__Saved entries__
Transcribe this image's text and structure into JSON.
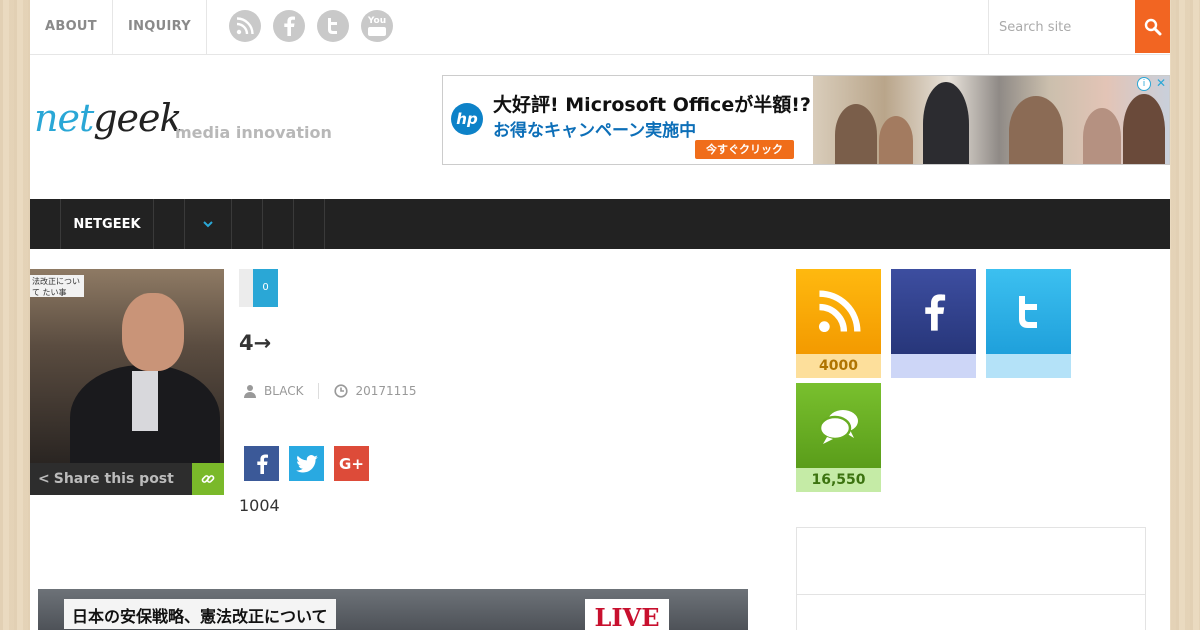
{
  "top_nav": {
    "items": [
      {
        "label": "ABOUT"
      },
      {
        "label": "INQUIRY"
      }
    ]
  },
  "social_links": [
    {
      "icon": "rss-icon"
    },
    {
      "icon": "facebook-icon"
    },
    {
      "icon": "twitter-icon"
    },
    {
      "icon": "youtube-icon",
      "text": "You"
    }
  ],
  "search": {
    "placeholder": "Search site",
    "value": "",
    "icon": "search-icon"
  },
  "header": {
    "logo": {
      "part1": "net",
      "part2": "geek"
    },
    "tagline": "media innovation"
  },
  "ad": {
    "brand": "hp",
    "headline": "大好評! Microsoft Officeが半額!?",
    "subline": "お得なキャンペーン実施中",
    "cta": "今すぐクリック",
    "info_icon": "info-icon",
    "close_icon": "close-icon",
    "close_symbol": "✕",
    "info_symbol": "i"
  },
  "main_nav": {
    "items": [
      {
        "label": "NETGEEK"
      },
      {
        "label": ""
      },
      {
        "icon": "chevron-down-icon"
      },
      {
        "label": ""
      },
      {
        "label": ""
      },
      {
        "label": ""
      }
    ]
  },
  "article": {
    "comment_count": "0",
    "title": "4→",
    "author": "BLACK",
    "date": "20171115",
    "share_label": "Share this post",
    "share_buttons": [
      {
        "icon": "facebook-icon",
        "color": "#3b5998"
      },
      {
        "icon": "twitter-icon",
        "color": "#29a9e1"
      },
      {
        "icon": "google-plus-icon",
        "color": "#dd4b39"
      }
    ],
    "body": "1004",
    "thumbnail_caption": "法改正について たい事",
    "video_caption": "日本の安保戦略、憲法改正について",
    "video_badge": "LIVE"
  },
  "sidebar": {
    "counters": [
      {
        "name": "rss",
        "icon": "rss-icon",
        "value": "4000",
        "color": "#f5a300",
        "num_bg": "#fddf9b",
        "num_color": "#b07400"
      },
      {
        "name": "facebook",
        "icon": "facebook-icon",
        "value": "",
        "color": "#2f3f87",
        "num_bg": "#cdd6f7",
        "num_color": "#2f3f87"
      },
      {
        "name": "twitter",
        "icon": "twitter-icon",
        "value": "",
        "color": "#29a9e1",
        "num_bg": "#b4e2f8",
        "num_color": "#1a7fae"
      },
      {
        "name": "comments",
        "icon": "comments-icon",
        "value": "16,550",
        "color": "#65aa21",
        "num_bg": "#c5eba6",
        "num_color": "#3c7310"
      }
    ]
  },
  "colors": {
    "accent": "#f26522",
    "nav_bg": "#222222",
    "blue": "#2aa7d6"
  }
}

__DIRECTIONS FOR THIS TASK__
Set down all the data again exactly as above, pictures excluded.

__RESULT FOR THIS TASK__
Transcribe this image's text and structure into JSON.
{
  "top_nav": {
    "items": [
      {
        "label": "ABOUT"
      },
      {
        "label": "INQUIRY"
      }
    ]
  },
  "social_links": [
    {
      "icon": "rss-icon"
    },
    {
      "icon": "facebook-icon"
    },
    {
      "icon": "twitter-icon"
    },
    {
      "icon": "youtube-icon",
      "text": "You"
    }
  ],
  "search": {
    "placeholder": "Search site",
    "value": "",
    "icon": "search-icon"
  },
  "header": {
    "logo": {
      "part1": "net",
      "part2": "geek"
    },
    "tagline": "media innovation"
  },
  "ad": {
    "brand": "hp",
    "headline": "大好評! Microsoft Officeが半額!?",
    "subline": "お得なキャンペーン実施中",
    "cta": "今すぐクリック",
    "info_icon": "info-icon",
    "close_icon": "close-icon",
    "close_symbol": "✕",
    "info_symbol": "i"
  },
  "main_nav": {
    "items": [
      {
        "label": "NETGEEK"
      },
      {
        "label": ""
      },
      {
        "icon": "chevron-down-icon"
      },
      {
        "label": ""
      },
      {
        "label": ""
      },
      {
        "label": ""
      }
    ]
  },
  "article": {
    "comment_count": "0",
    "title": "4→",
    "author": "BLACK",
    "date": "20171115",
    "share_label": "Share this post",
    "share_buttons": [
      {
        "icon": "facebook-icon",
        "color": "#3b5998"
      },
      {
        "icon": "twitter-icon",
        "color": "#29a9e1"
      },
      {
        "icon": "google-plus-icon",
        "color": "#dd4b39"
      }
    ],
    "body": "1004",
    "thumbnail_caption": "法改正について たい事",
    "video_caption": "日本の安保戦略、憲法改正について",
    "video_badge": "LIVE"
  },
  "sidebar": {
    "counters": [
      {
        "name": "rss",
        "icon": "rss-icon",
        "value": "4000",
        "color": "#f5a300",
        "num_bg": "#fddf9b",
        "num_color": "#b07400"
      },
      {
        "name": "facebook",
        "icon": "facebook-icon",
        "value": "",
        "color": "#2f3f87",
        "num_bg": "#cdd6f7",
        "num_color": "#2f3f87"
      },
      {
        "name": "twitter",
        "icon": "twitter-icon",
        "value": "",
        "color": "#29a9e1",
        "num_bg": "#b4e2f8",
        "num_color": "#1a7fae"
      },
      {
        "name": "comments",
        "icon": "comments-icon",
        "value": "16,550",
        "color": "#65aa21",
        "num_bg": "#c5eba6",
        "num_color": "#3c7310"
      }
    ]
  },
  "colors": {
    "accent": "#f26522",
    "nav_bg": "#222222",
    "blue": "#2aa7d6"
  }
}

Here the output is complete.